* _Given task_: The records below must be copied in full; omit the images.

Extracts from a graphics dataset

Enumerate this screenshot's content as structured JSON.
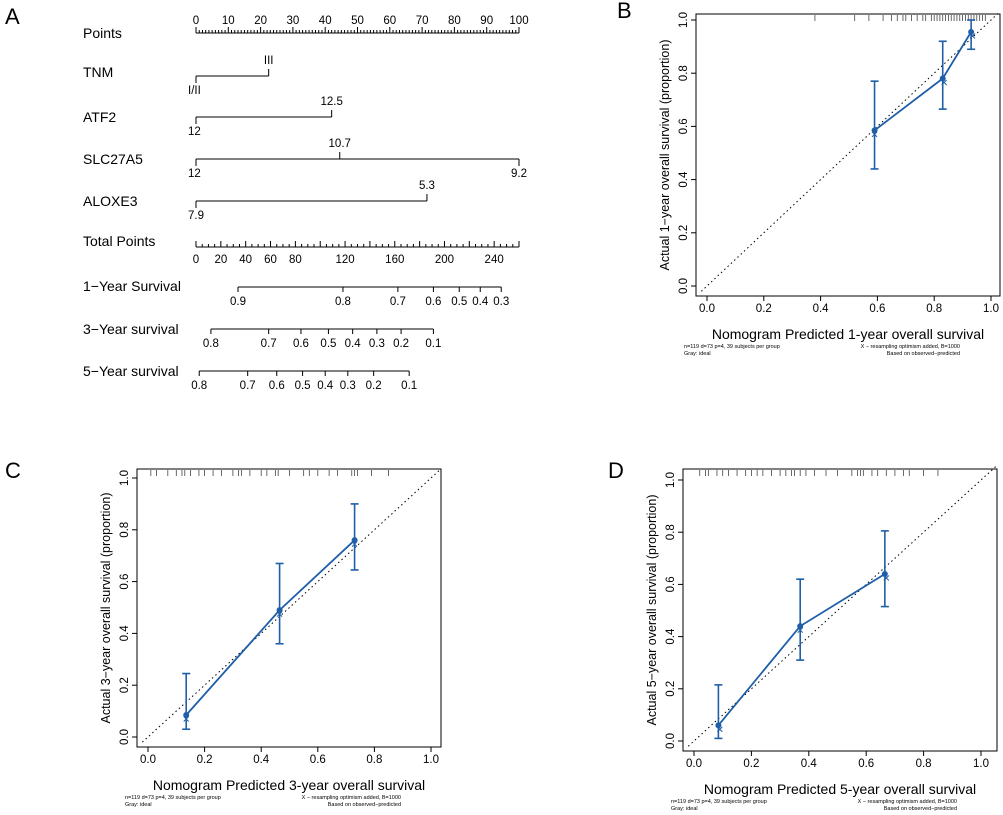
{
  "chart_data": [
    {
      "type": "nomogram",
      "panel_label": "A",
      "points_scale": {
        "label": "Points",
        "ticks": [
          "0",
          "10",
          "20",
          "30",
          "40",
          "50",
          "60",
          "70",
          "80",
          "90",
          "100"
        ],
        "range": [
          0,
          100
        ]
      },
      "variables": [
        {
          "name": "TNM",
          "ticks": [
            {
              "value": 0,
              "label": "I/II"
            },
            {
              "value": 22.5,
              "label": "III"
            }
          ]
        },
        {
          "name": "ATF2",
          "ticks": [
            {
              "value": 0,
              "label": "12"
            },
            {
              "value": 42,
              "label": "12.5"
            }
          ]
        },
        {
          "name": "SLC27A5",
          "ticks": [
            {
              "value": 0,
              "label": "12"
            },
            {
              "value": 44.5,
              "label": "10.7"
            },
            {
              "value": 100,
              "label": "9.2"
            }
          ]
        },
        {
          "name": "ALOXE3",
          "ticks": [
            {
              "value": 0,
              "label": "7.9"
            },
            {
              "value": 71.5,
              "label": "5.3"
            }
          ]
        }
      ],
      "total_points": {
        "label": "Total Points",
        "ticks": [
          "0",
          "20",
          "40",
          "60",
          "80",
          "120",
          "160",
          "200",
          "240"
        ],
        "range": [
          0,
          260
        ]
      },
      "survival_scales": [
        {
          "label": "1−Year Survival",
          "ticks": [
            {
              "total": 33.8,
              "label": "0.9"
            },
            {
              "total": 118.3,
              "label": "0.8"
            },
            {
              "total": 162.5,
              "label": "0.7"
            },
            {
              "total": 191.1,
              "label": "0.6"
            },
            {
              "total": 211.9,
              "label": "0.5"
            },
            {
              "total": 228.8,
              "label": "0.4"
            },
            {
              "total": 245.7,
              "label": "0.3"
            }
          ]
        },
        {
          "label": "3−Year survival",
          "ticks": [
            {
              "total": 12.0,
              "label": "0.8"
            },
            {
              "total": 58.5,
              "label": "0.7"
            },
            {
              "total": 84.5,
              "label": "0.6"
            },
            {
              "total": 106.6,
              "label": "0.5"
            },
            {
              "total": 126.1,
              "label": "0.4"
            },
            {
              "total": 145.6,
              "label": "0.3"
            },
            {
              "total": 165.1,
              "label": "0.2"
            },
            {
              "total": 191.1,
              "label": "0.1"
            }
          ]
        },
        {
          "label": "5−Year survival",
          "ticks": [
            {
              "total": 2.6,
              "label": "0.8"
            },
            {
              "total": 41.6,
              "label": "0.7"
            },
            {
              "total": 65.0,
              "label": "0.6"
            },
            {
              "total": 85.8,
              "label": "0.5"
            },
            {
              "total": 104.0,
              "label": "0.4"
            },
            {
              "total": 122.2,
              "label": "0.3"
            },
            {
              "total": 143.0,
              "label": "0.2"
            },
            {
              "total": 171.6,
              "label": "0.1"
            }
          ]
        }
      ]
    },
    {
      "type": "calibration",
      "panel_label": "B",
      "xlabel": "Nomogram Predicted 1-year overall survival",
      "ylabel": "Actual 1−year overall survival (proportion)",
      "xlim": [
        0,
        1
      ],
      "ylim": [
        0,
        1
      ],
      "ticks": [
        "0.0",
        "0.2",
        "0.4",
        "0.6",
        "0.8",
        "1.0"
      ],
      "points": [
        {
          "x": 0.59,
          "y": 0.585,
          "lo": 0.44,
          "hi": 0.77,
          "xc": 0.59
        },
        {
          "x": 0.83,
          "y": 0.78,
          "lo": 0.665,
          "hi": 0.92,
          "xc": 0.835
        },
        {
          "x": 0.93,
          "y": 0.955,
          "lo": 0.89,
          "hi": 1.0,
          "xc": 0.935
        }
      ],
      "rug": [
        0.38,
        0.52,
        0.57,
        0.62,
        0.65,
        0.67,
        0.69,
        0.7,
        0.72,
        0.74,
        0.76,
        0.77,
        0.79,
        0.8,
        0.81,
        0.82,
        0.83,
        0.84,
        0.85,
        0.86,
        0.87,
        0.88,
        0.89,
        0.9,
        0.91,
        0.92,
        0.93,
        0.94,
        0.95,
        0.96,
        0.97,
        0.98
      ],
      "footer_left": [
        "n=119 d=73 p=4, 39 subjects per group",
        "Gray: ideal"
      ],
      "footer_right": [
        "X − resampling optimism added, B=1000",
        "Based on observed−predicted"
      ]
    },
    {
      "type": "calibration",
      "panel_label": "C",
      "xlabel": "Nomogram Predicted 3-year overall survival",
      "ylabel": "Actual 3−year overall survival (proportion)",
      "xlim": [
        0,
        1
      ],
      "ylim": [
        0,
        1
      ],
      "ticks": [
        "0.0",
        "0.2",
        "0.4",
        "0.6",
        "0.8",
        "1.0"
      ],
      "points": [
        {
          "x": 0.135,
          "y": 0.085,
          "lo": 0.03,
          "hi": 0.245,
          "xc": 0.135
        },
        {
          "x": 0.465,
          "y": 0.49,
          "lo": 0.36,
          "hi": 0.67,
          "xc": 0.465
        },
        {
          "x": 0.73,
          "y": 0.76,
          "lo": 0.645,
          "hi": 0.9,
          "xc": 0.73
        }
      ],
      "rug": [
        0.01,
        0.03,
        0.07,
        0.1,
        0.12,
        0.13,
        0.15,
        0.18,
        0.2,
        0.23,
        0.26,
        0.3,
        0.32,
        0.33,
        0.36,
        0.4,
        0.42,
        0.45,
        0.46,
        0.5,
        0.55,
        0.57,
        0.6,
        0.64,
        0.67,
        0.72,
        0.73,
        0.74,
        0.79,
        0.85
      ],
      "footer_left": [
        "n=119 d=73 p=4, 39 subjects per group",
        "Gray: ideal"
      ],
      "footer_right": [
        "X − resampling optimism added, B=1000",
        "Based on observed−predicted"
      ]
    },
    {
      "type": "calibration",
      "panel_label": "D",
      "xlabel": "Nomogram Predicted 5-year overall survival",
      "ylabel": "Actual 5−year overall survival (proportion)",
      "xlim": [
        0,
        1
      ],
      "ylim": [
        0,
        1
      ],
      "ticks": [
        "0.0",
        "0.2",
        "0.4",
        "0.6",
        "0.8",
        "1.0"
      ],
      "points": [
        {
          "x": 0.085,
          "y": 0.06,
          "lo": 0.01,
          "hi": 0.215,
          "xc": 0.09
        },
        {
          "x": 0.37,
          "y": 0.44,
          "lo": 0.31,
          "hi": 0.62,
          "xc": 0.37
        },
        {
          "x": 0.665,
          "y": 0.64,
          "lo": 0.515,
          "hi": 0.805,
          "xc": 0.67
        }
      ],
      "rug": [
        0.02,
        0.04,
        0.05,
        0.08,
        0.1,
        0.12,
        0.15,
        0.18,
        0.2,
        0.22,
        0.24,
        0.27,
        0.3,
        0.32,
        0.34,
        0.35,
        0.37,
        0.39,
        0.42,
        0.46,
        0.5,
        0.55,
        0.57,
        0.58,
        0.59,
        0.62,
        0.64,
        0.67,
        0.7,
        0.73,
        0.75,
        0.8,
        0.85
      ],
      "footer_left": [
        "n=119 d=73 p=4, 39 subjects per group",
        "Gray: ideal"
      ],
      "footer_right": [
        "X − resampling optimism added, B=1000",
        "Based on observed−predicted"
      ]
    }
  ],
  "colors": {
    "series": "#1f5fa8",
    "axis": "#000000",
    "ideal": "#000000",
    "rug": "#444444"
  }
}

* _Solution to the exercise_:
Enumerate this screenshot's content as structured JSON.
{
  "chart_data": [
    {
      "type": "nomogram",
      "panel_label": "A",
      "points_scale": {
        "label": "Points",
        "ticks": [
          "0",
          "10",
          "20",
          "30",
          "40",
          "50",
          "60",
          "70",
          "80",
          "90",
          "100"
        ],
        "range": [
          0,
          100
        ]
      },
      "variables": [
        {
          "name": "TNM",
          "ticks": [
            {
              "value": 0,
              "label": "I/II"
            },
            {
              "value": 22.5,
              "label": "III"
            }
          ]
        },
        {
          "name": "ATF2",
          "ticks": [
            {
              "value": 0,
              "label": "12"
            },
            {
              "value": 42,
              "label": "12.5"
            }
          ]
        },
        {
          "name": "SLC27A5",
          "ticks": [
            {
              "value": 0,
              "label": "12"
            },
            {
              "value": 44.5,
              "label": "10.7"
            },
            {
              "value": 100,
              "label": "9.2"
            }
          ]
        },
        {
          "name": "ALOXE3",
          "ticks": [
            {
              "value": 0,
              "label": "7.9"
            },
            {
              "value": 71.5,
              "label": "5.3"
            }
          ]
        }
      ],
      "total_points": {
        "label": "Total Points",
        "ticks": [
          "0",
          "20",
          "40",
          "60",
          "80",
          "120",
          "160",
          "200",
          "240"
        ],
        "range": [
          0,
          260
        ]
      },
      "survival_scales": [
        {
          "label": "1−Year Survival",
          "ticks": [
            {
              "total": 33.8,
              "label": "0.9"
            },
            {
              "total": 118.3,
              "label": "0.8"
            },
            {
              "total": 162.5,
              "label": "0.7"
            },
            {
              "total": 191.1,
              "label": "0.6"
            },
            {
              "total": 211.9,
              "label": "0.5"
            },
            {
              "total": 228.8,
              "label": "0.4"
            },
            {
              "total": 245.7,
              "label": "0.3"
            }
          ]
        },
        {
          "label": "3−Year survival",
          "ticks": [
            {
              "total": 12.0,
              "label": "0.8"
            },
            {
              "total": 58.5,
              "label": "0.7"
            },
            {
              "total": 84.5,
              "label": "0.6"
            },
            {
              "total": 106.6,
              "label": "0.5"
            },
            {
              "total": 126.1,
              "label": "0.4"
            },
            {
              "total": 145.6,
              "label": "0.3"
            },
            {
              "total": 165.1,
              "label": "0.2"
            },
            {
              "total": 191.1,
              "label": "0.1"
            }
          ]
        },
        {
          "label": "5−Year survival",
          "ticks": [
            {
              "total": 2.6,
              "label": "0.8"
            },
            {
              "total": 41.6,
              "label": "0.7"
            },
            {
              "total": 65.0,
              "label": "0.6"
            },
            {
              "total": 85.8,
              "label": "0.5"
            },
            {
              "total": 104.0,
              "label": "0.4"
            },
            {
              "total": 122.2,
              "label": "0.3"
            },
            {
              "total": 143.0,
              "label": "0.2"
            },
            {
              "total": 171.6,
              "label": "0.1"
            }
          ]
        }
      ]
    },
    {
      "type": "calibration",
      "panel_label": "B",
      "xlabel": "Nomogram Predicted 1-year overall survival",
      "ylabel": "Actual 1−year overall survival (proportion)",
      "xlim": [
        0,
        1
      ],
      "ylim": [
        0,
        1
      ],
      "ticks": [
        "0.0",
        "0.2",
        "0.4",
        "0.6",
        "0.8",
        "1.0"
      ],
      "points": [
        {
          "x": 0.59,
          "y": 0.585,
          "lo": 0.44,
          "hi": 0.77,
          "xc": 0.59
        },
        {
          "x": 0.83,
          "y": 0.78,
          "lo": 0.665,
          "hi": 0.92,
          "xc": 0.835
        },
        {
          "x": 0.93,
          "y": 0.955,
          "lo": 0.89,
          "hi": 1.0,
          "xc": 0.935
        }
      ],
      "rug": [
        0.38,
        0.52,
        0.57,
        0.62,
        0.65,
        0.67,
        0.69,
        0.7,
        0.72,
        0.74,
        0.76,
        0.77,
        0.79,
        0.8,
        0.81,
        0.82,
        0.83,
        0.84,
        0.85,
        0.86,
        0.87,
        0.88,
        0.89,
        0.9,
        0.91,
        0.92,
        0.93,
        0.94,
        0.95,
        0.96,
        0.97,
        0.98
      ],
      "footer_left": [
        "n=119 d=73 p=4, 39 subjects per group",
        "Gray: ideal"
      ],
      "footer_right": [
        "X − resampling optimism added, B=1000",
        "Based on observed−predicted"
      ]
    },
    {
      "type": "calibration",
      "panel_label": "C",
      "xlabel": "Nomogram Predicted 3-year overall survival",
      "ylabel": "Actual 3−year overall survival (proportion)",
      "xlim": [
        0,
        1
      ],
      "ylim": [
        0,
        1
      ],
      "ticks": [
        "0.0",
        "0.2",
        "0.4",
        "0.6",
        "0.8",
        "1.0"
      ],
      "points": [
        {
          "x": 0.135,
          "y": 0.085,
          "lo": 0.03,
          "hi": 0.245,
          "xc": 0.135
        },
        {
          "x": 0.465,
          "y": 0.49,
          "lo": 0.36,
          "hi": 0.67,
          "xc": 0.465
        },
        {
          "x": 0.73,
          "y": 0.76,
          "lo": 0.645,
          "hi": 0.9,
          "xc": 0.73
        }
      ],
      "rug": [
        0.01,
        0.03,
        0.07,
        0.1,
        0.12,
        0.13,
        0.15,
        0.18,
        0.2,
        0.23,
        0.26,
        0.3,
        0.32,
        0.33,
        0.36,
        0.4,
        0.42,
        0.45,
        0.46,
        0.5,
        0.55,
        0.57,
        0.6,
        0.64,
        0.67,
        0.72,
        0.73,
        0.74,
        0.79,
        0.85
      ],
      "footer_left": [
        "n=119 d=73 p=4, 39 subjects per group",
        "Gray: ideal"
      ],
      "footer_right": [
        "X − resampling optimism added, B=1000",
        "Based on observed−predicted"
      ]
    },
    {
      "type": "calibration",
      "panel_label": "D",
      "xlabel": "Nomogram Predicted 5-year overall survival",
      "ylabel": "Actual 5−year overall survival (proportion)",
      "xlim": [
        0,
        1
      ],
      "ylim": [
        0,
        1
      ],
      "ticks": [
        "0.0",
        "0.2",
        "0.4",
        "0.6",
        "0.8",
        "1.0"
      ],
      "points": [
        {
          "x": 0.085,
          "y": 0.06,
          "lo": 0.01,
          "hi": 0.215,
          "xc": 0.09
        },
        {
          "x": 0.37,
          "y": 0.44,
          "lo": 0.31,
          "hi": 0.62,
          "xc": 0.37
        },
        {
          "x": 0.665,
          "y": 0.64,
          "lo": 0.515,
          "hi": 0.805,
          "xc": 0.67
        }
      ],
      "rug": [
        0.02,
        0.04,
        0.05,
        0.08,
        0.1,
        0.12,
        0.15,
        0.18,
        0.2,
        0.22,
        0.24,
        0.27,
        0.3,
        0.32,
        0.34,
        0.35,
        0.37,
        0.39,
        0.42,
        0.46,
        0.5,
        0.55,
        0.57,
        0.58,
        0.59,
        0.62,
        0.64,
        0.67,
        0.7,
        0.73,
        0.75,
        0.8,
        0.85
      ],
      "footer_left": [
        "n=119 d=73 p=4, 39 subjects per group",
        "Gray: ideal"
      ],
      "footer_right": [
        "X − resampling optimism added, B=1000",
        "Based on observed−predicted"
      ]
    }
  ],
  "colors": {
    "series": "#1f5fa8",
    "axis": "#000000",
    "ideal": "#000000",
    "rug": "#444444"
  }
}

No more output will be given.